◆ **REQUIRED TASK**
Go through the data and copy every line exactly, but not the images.
-- Begin DATA SHOWN --
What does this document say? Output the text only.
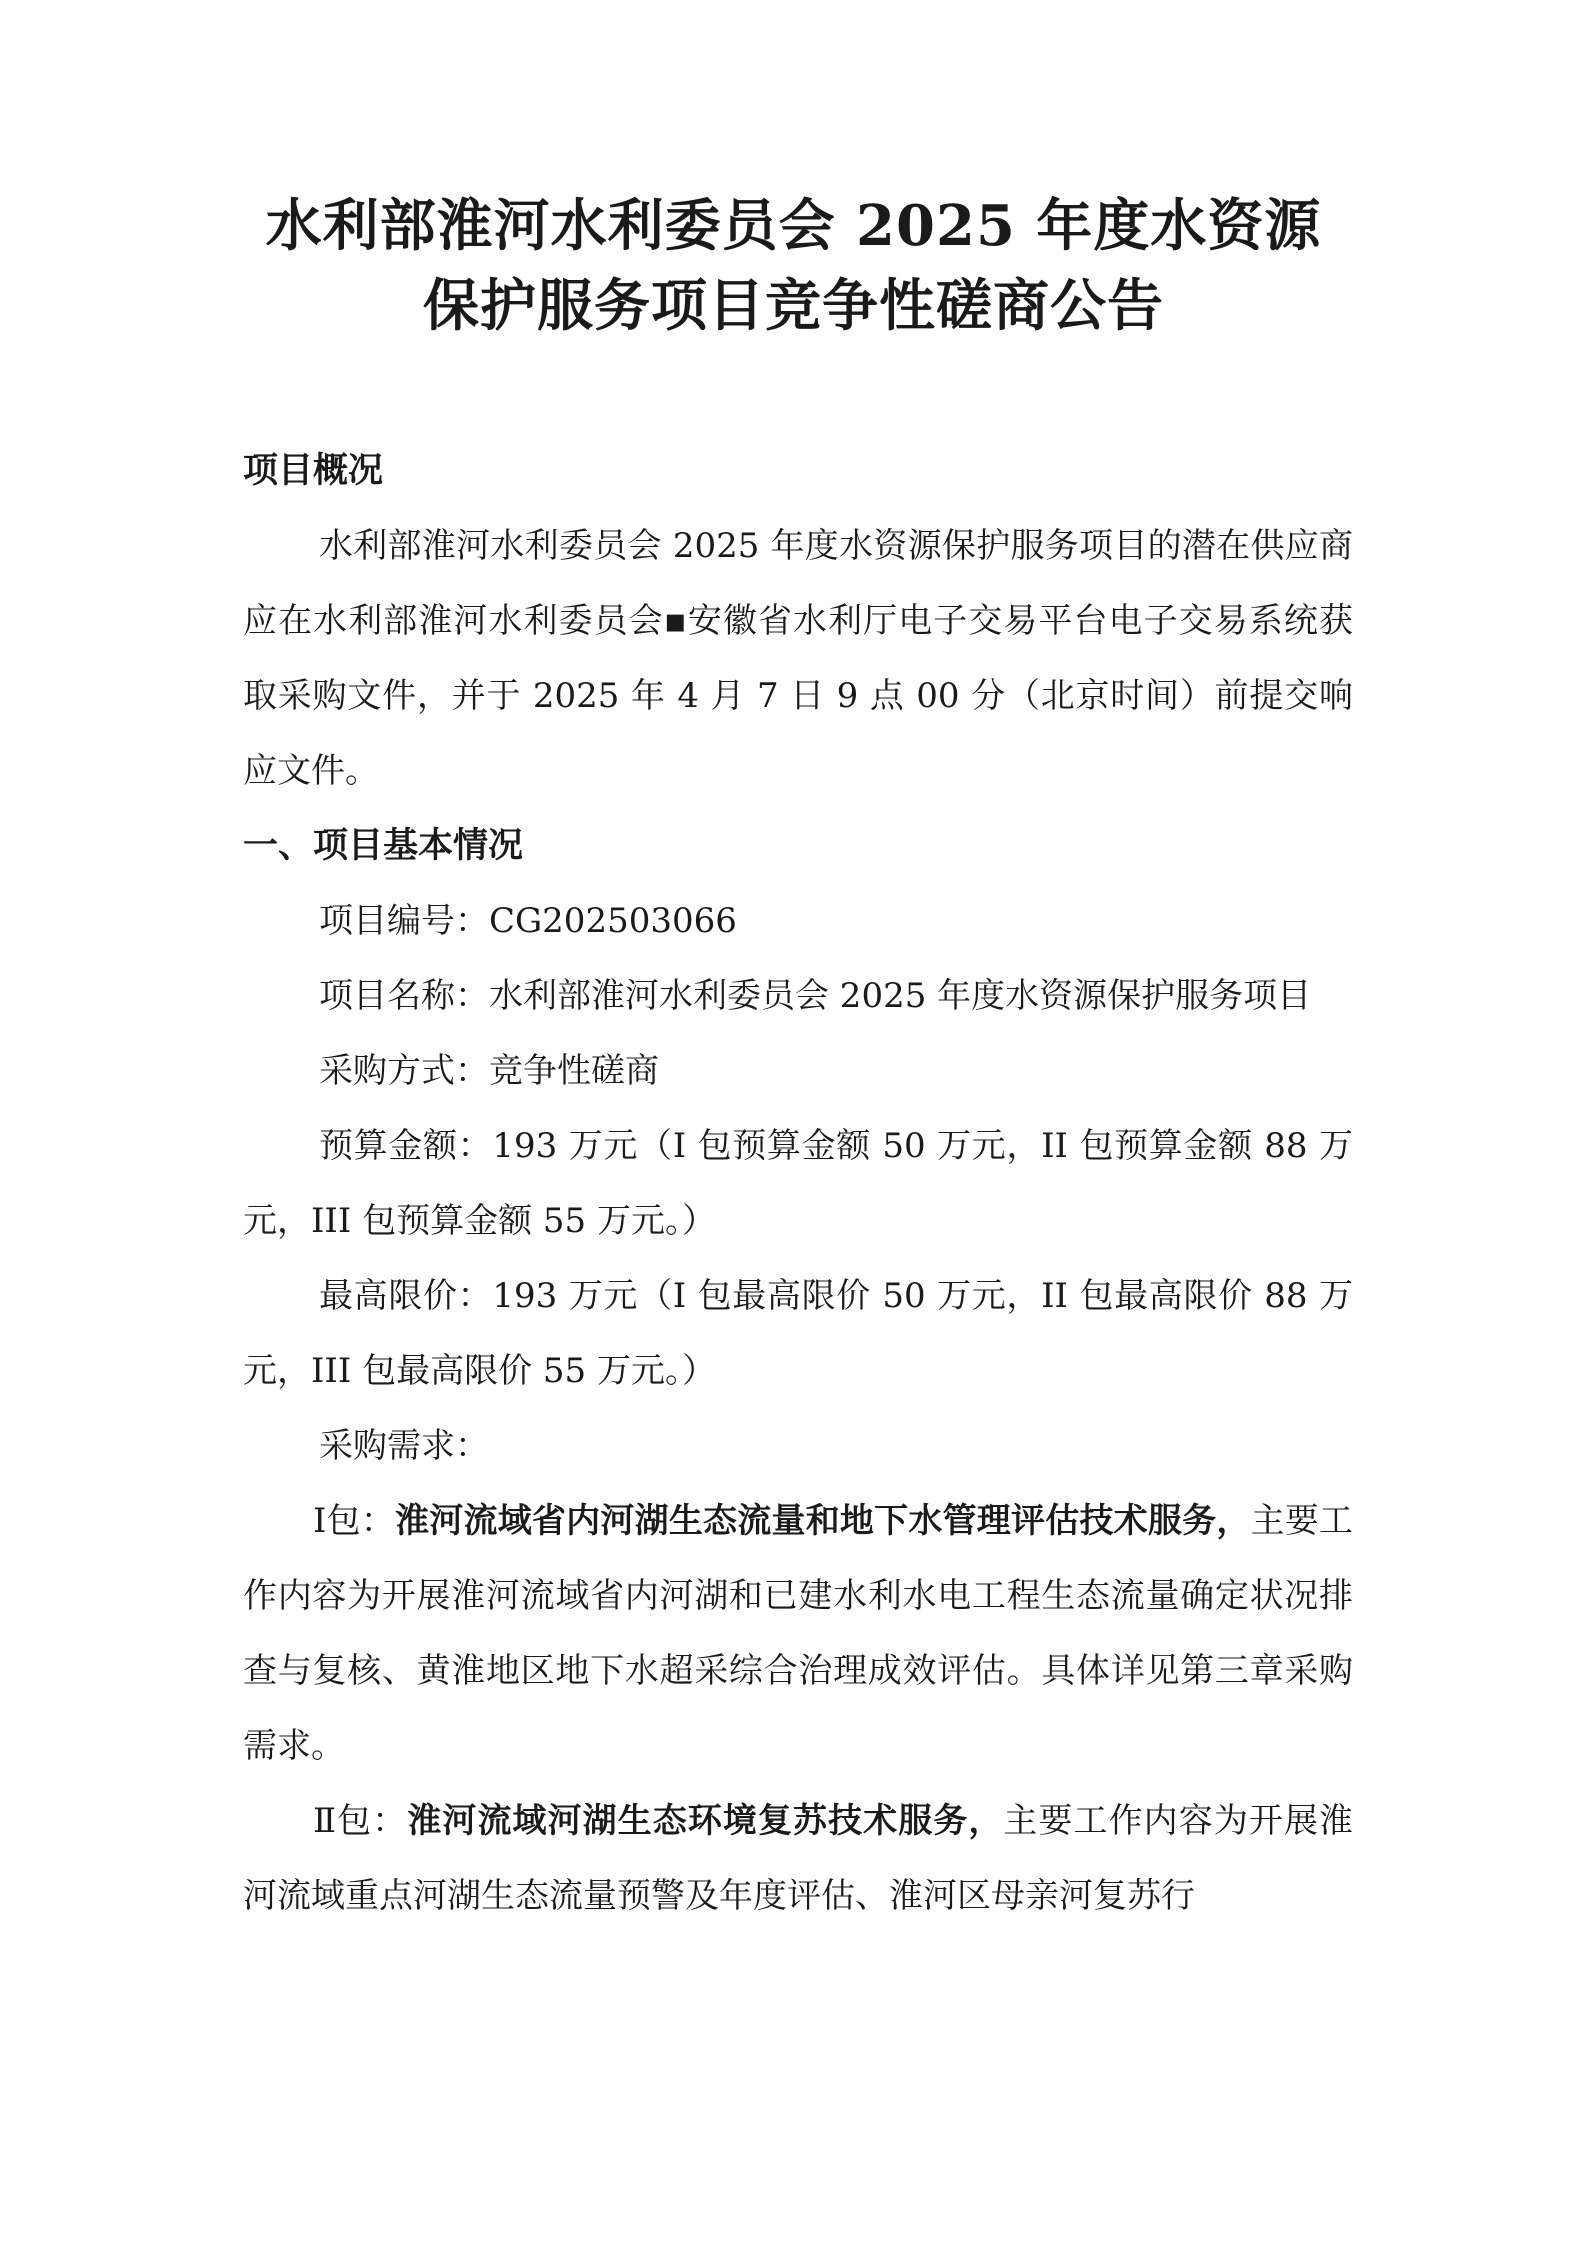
水利部淮河水利委员会 2025 年度水资源
保护服务项目竞争性磋商公告

项目概况

水利部淮河水利委员会 2025 年度水资源保护服务项目的潜在供应商应在水利部淮河水利委员会▪安徽省水利厅电子交易平台电子交易系统获取采购文件，并于 2025 年 4 月 7 日 9 点 00 分（北京时间）前提交响应文件。

一、项目基本情况

项目编号：CG202503066

项目名称：水利部淮河水利委员会 2025 年度水资源保护服务项目

采购方式：竞争性磋商

预算金额：193 万元（I 包预算金额 50 万元，II 包预算金额 88 万元，III 包预算金额 55 万元。）

最高限价：193 万元（I 包最高限价 50 万元，II 包最高限价 88 万元，III 包最高限价 55 万元。）

采购需求：

Ⅰ包：淮河流域省内河湖生态流量和地下水管理评估技术服务，主要工作内容为开展淮河流域省内河湖和已建水利水电工程生态流量确定状况排查与复核、黄淮地区地下水超采综合治理成效评估。具体详见第三章采购需求。

Ⅱ包：淮河流域河湖生态环境复苏技术服务，主要工作内容为开展淮河流域重点河湖生态流量预警及年度评估、淮河区母亲河复苏行
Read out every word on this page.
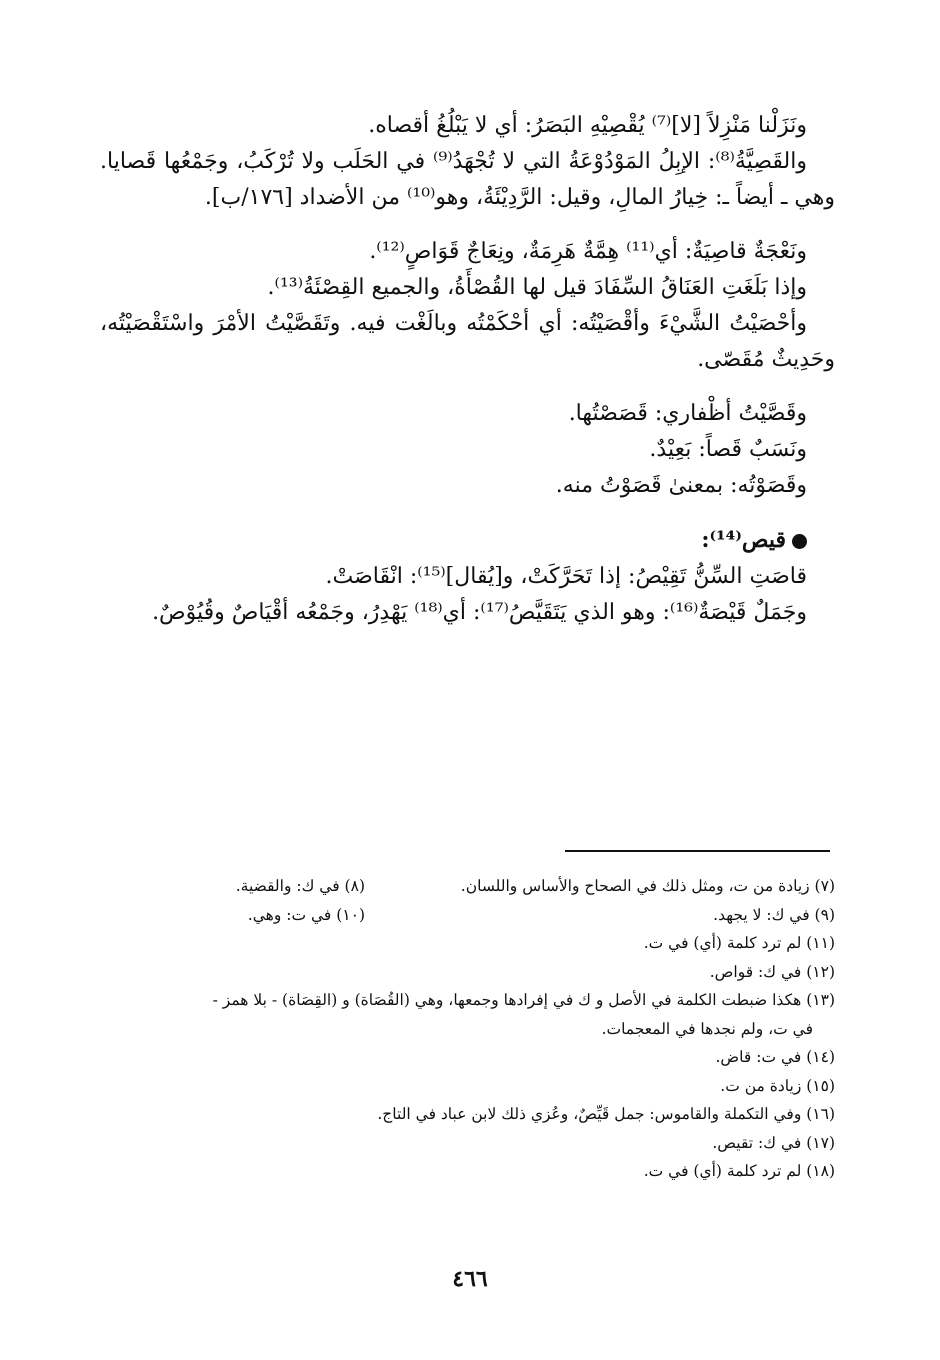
ونَزَلْنا مَنْزِلاً [لا]⁽⁷⁾ يُقْصِيْهِ البَصَرُ: أي لا يَبْلُغُ أقصاه.

والقَصِيَّةُ⁽⁸⁾: الإبِلُ المَوْدُوْعَةُ التي لا تُجْهَدُ⁽⁹⁾ في الحَلَب ولا تُرْكَبُ، وجَمْعُها قَصايا. وهي ـ أيضاً ـ: خِيارُ المالِ، وقيل: الرَّدِيْئَةُ، وهو⁽¹⁰⁾ من الأضداد [١٧٦/ب].

ونَعْجَةٌ قاصِيَةٌ: أي⁽¹¹⁾ هِمَّةٌ هَرِمَةٌ، ونِعَاجٌ قَوَاصٍ⁽¹²⁾.

وإذا بَلَغَتِ العَنَاقُ السِّفَادَ قيل لها القُصْأَةُ، والجميع القِصْئَةُ⁽¹³⁾.

وأحْصَيْتُ الشَّيْءَ وأقْصَيْتُه: أي أحْكَمْتُه وبالَغْت فيه. وتَقَصَّيْتُ الأمْرَ واسْتَقْصَيْتُه، وحَدِيثٌ مُقَصّى.

وقَصَّيْتُ أظْفاري: قَصَصْتُها.

ونَسَبٌ قَصاً: بَعِيْدٌ.

وقَصَوْتُه: بمعنىٰ قَصَوْتُ منه.

قيص⁽¹⁴⁾:

قاصَتِ السِّنُّ تَقِيْصُ: إذا تَحَرَّكَتْ، و[يُقال]⁽¹⁵⁾: انْقَاصَتْ.

وجَمَلٌ قَيْصَةٌ⁽¹⁶⁾: وهو الذي يَتَقَيَّصُ⁽¹⁷⁾: أي⁽¹⁸⁾ يَهْدِرُ، وجَمْعُه أقْيَاصٌ وقُيُوْصٌ.

(٧) زيادة من ت، ومثل ذلك في الصحاح والأساس واللسان.

(٨) في ك: والقضية.

(٩) في ك: لا يجهد.

(١٠) في ت: وهي.

(١١) لم ترد كلمة (أي) في ت.

(١٢) في ك: قواص.

(١٣) هكذا ضبطت الكلمة في الأصل و ك في إفرادها وجمعها، وهي (القُصَاة) و (القِصَاة) - بلا همز -

في ت، ولم نجدها في المعجمات.

(١٤) في ت: قاض.

(١٥) زيادة من ت.

(١٦) وفي التكملة والقاموس: جمل قَيِّصٌ، وعُزي ذلك لابن عباد في التاج.

(١٧) في ك: تقيص.

(١٨) لم ترد كلمة (أي) في ت.

٤٦٦
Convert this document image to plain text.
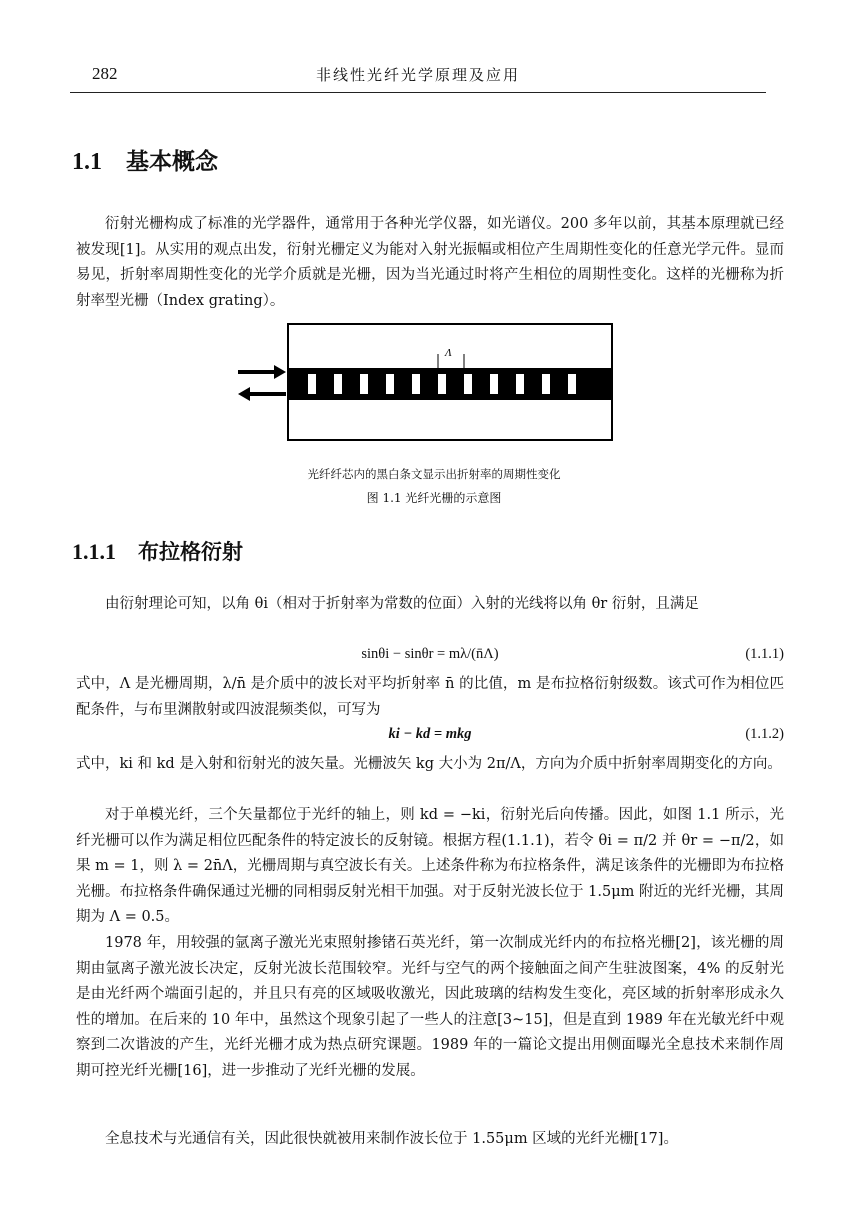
282	非线性光纤光学原理及应用
1.1 基本概念
衍射光栅构成了标准的光学器件，通常用于各种光学仪器，如光谱仪。200 多年以前，其基本原理就已经被发现[1]。从实用的观点出发，衍射光栅定义为能对入射光振幅或相位产生周期性变化的任意光学元件。显而易见，折射率周期性变化的光学介质就是光栅，因为当光通过时将产生相位的周期性变化。这样的光栅称为折射率型光栅（Index grating）。
Λ
光纤纤芯内的黑白条文显示出折射率的周期性变化
图 1.1 光纤光栅的示意图
1.1.1 布拉格衍射
由衍射理论可知，以角 θi（相对于折射率为常数的位面）入射的光线将以角 θr 衍射，且满足
sinθi − sinθr = mλ/(n̄Λ)	(1.1.1)
式中，Λ 是光栅周期，λ/n̄ 是介质中的波长对平均折射率 n̄ 的比值，m 是布拉格衍射级数。该式可作为相位匹配条件，与布里渊散射或四波混频类似，可写为
ki − kd = mkg	(1.1.2)
式中，ki 和 kd 是入射和衍射光的波矢量。光栅波矢 kg 大小为 2π/Λ，方向为介质中折射率周期变化的方向。
对于单模光纤，三个矢量都位于光纤的轴上，则 kd = −ki，衍射光后向传播。因此，如图 1.1 所示，光纤光栅可以作为满足相位匹配条件的特定波长的反射镜。根据方程(1.1.1)，若令 θi = π/2 并 θr = −π/2，如果 m = 1，则 λ = 2n̄Λ，光栅周期与真空波长有关。上述条件称为布拉格条件，满足该条件的光栅即为布拉格光栅。布拉格条件确保通过光栅的同相弱反射光相干加强。对于反射光波长位于 1.5μm 附近的光纤光栅，其周期为 Λ = 0.5。
1978 年，用较强的氩离子激光光束照射掺锗石英光纤，第一次制成光纤内的布拉格光栅[2]，该光栅的周期由氩离子激光波长决定，反射光波长范围较窄。光纤与空气的两个接触面之间产生驻波图案，4% 的反射光是由光纤两个端面引起的，并且只有亮的区域吸收激光，因此玻璃的结构发生变化，亮区域的折射率形成永久性的增加。在后来的 10 年中，虽然这个现象引起了一些人的注意[3~15]，但是直到 1989 年在光敏光纤中观察到二次谐波的产生，光纤光栅才成为热点研究课题。1989 年的一篇论文提出用侧面曝光全息技术来制作周期可控光纤光栅[16]，进一步推动了光纤光栅的发展。
全息技术与光通信有关，因此很快就被用来制作波长位于 1.55μm 区域的光纤光栅[17]。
-- End DATA SHOWN --
◆ **OUTPUT FOR THIS EXERCISE**
What does this document say? Output the text only.
水利部淮河水利委员会 2025 年度水资源
保护服务项目竞争性磋商公告

项目概况

水利部淮河水利委员会 2025 年度水资源保护服务项目的潜在供应商应在水利部淮河水利委员会▪安徽省水利厅电子交易平台电子交易系统获取采购文件，并于 2025 年 4 月 7 日 9 点 00 分（北京时间）前提交响应文件。

一、项目基本情况

项目编号：CG202503066

项目名称：水利部淮河水利委员会 2025 年度水资源保护服务项目

采购方式：竞争性磋商

预算金额：193 万元（I 包预算金额 50 万元，II 包预算金额 88 万元，III 包预算金额 55 万元。）

最高限价：193 万元（I 包最高限价 50 万元，II 包最高限价 88 万元，III 包最高限价 55 万元。）

采购需求：

Ⅰ包：淮河流域省内河湖生态流量和地下水管理评估技术服务，主要工作内容为开展淮河流域省内河湖和已建水利水电工程生态流量确定状况排查与复核、黄淮地区地下水超采综合治理成效评估。具体详见第三章采购需求。

Ⅱ包：淮河流域河湖生态环境复苏技术服务，主要工作内容为开展淮河流域重点河湖生态流量预警及年度评估、淮河区母亲河复苏行
Read out every word on this page.
ونَزَلْنا مَنْزِلاً [لا]⁽⁷⁾ يُقْصِيْهِ البَصَرُ: أي لا يَبْلُغُ أقصاه.

والقَصِيَّةُ⁽⁸⁾: الإبِلُ المَوْدُوْعَةُ التي لا تُجْهَدُ⁽⁹⁾ في الحَلَب ولا تُرْكَبُ، وجَمْعُها قَصايا. وهي ـ أيضاً ـ: خِيارُ المالِ، وقيل: الرَّدِيْئَةُ، وهو⁽¹⁰⁾ من الأضداد [١٧٦/ب].

ونَعْجَةٌ قاصِيَةٌ: أي⁽¹¹⁾ هِمَّةٌ هَرِمَةٌ، ونِعَاجٌ قَوَاصٍ⁽¹²⁾.

وإذا بَلَغَتِ العَنَاقُ السِّفَادَ قيل لها القُصْأَةُ، والجميع القِصْئَةُ⁽¹³⁾.

وأحْصَيْتُ الشَّيْءَ وأقْصَيْتُه: أي أحْكَمْتُه وبالَغْت فيه. وتَقَصَّيْتُ الأمْرَ واسْتَقْصَيْتُه، وحَدِيثٌ مُقَصّى.

وقَصَّيْتُ أظْفاري: قَصَصْتُها.

ونَسَبٌ قَصاً: بَعِيْدٌ.

وقَصَوْتُه: بمعنىٰ قَصَوْتُ منه.

قيص⁽¹⁴⁾:

قاصَتِ السِّنُّ تَقِيْصُ: إذا تَحَرَّكَتْ، و[يُقال]⁽¹⁵⁾: انْقَاصَتْ.

وجَمَلٌ قَيْصَةٌ⁽¹⁶⁾: وهو الذي يَتَقَيَّصُ⁽¹⁷⁾: أي⁽¹⁸⁾ يَهْدِرُ، وجَمْعُه أقْيَاصٌ وقُيُوْصٌ.

(٧) زيادة من ت، ومثل ذلك في الصحاح والأساس واللسان.

(٨) في ك: والقضية.

(٩) في ك: لا يجهد.

(١٠) في ت: وهي.

(١١) لم ترد كلمة (أي) في ت.

(١٢) في ك: قواص.

(١٣) هكذا ضبطت الكلمة في الأصل و ك في إفرادها وجمعها، وهي (القُصَاة) و (القِصَاة) - بلا همز -

في ت، ولم نجدها في المعجمات.

(١٤) في ت: قاض.

(١٥) زيادة من ت.

(١٦) وفي التكملة والقاموس: جمل قَيِّصٌ، وعُزي ذلك لابن عباد في التاج.

(١٧) في ك: تقيص.

(١٨) لم ترد كلمة (أي) في ت.

٤٦٦
Convert this document image to plain text.
282	非线性光纤光学原理及应用
1.1 基本概念
衍射光栅构成了标准的光学器件，通常用于各种光学仪器，如光谱仪。200 多年以前，其基本原理就已经被发现[1]。从实用的观点出发，衍射光栅定义为能对入射光振幅或相位产生周期性变化的任意光学元件。显而易见，折射率周期性变化的光学介质就是光栅，因为当光通过时将产生相位的周期性变化。这样的光栅称为折射率型光栅（Index grating）。
Λ
光纤纤芯内的黑白条文显示出折射率的周期性变化
图 1.1 光纤光栅的示意图
1.1.1 布拉格衍射
由衍射理论可知，以角 θi（相对于折射率为常数的位面）入射的光线将以角 θr 衍射，且满足
sinθi − sinθr = mλ/(n̄Λ)	(1.1.1)
式中，Λ 是光栅周期，λ/n̄ 是介质中的波长对平均折射率 n̄ 的比值，m 是布拉格衍射级数。该式可作为相位匹配条件，与布里渊散射或四波混频类似，可写为
ki − kd = mkg	(1.1.2)
式中，ki 和 kd 是入射和衍射光的波矢量。光栅波矢 kg 大小为 2π/Λ，方向为介质中折射率周期变化的方向。
对于单模光纤，三个矢量都位于光纤的轴上，则 kd = −ki，衍射光后向传播。因此，如图 1.1 所示，光纤光栅可以作为满足相位匹配条件的特定波长的反射镜。根据方程(1.1.1)，若令 θi = π/2 并 θr = −π/2，如果 m = 1，则 λ = 2n̄Λ，光栅周期与真空波长有关。上述条件称为布拉格条件，满足该条件的光栅即为布拉格光栅。布拉格条件确保通过光栅的同相弱反射光相干加强。对于反射光波长位于 1.5μm 附近的光纤光栅，其周期为 Λ = 0.5。
1978 年，用较强的氩离子激光光束照射掺锗石英光纤，第一次制成光纤内的布拉格光栅[2]，该光栅的周期由氩离子激光波长决定，反射光波长范围较窄。光纤与空气的两个接触面之间产生驻波图案，4% 的反射光是由光纤两个端面引起的，并且只有亮的区域吸收激光，因此玻璃的结构发生变化，亮区域的折射率形成永久性的增加。在后来的 10 年中，虽然这个现象引起了一些人的注意[3~15]，但是直到 1989 年在光敏光纤中观察到二次谐波的产生，光纤光栅才成为热点研究课题。1989 年的一篇论文提出用侧面曝光全息技术来制作周期可控光纤光栅[16]，进一步推动了光纤光栅的发展。
全息技术与光通信有关，因此很快就被用来制作波长位于 1.55μm 区域的光纤光栅[17]。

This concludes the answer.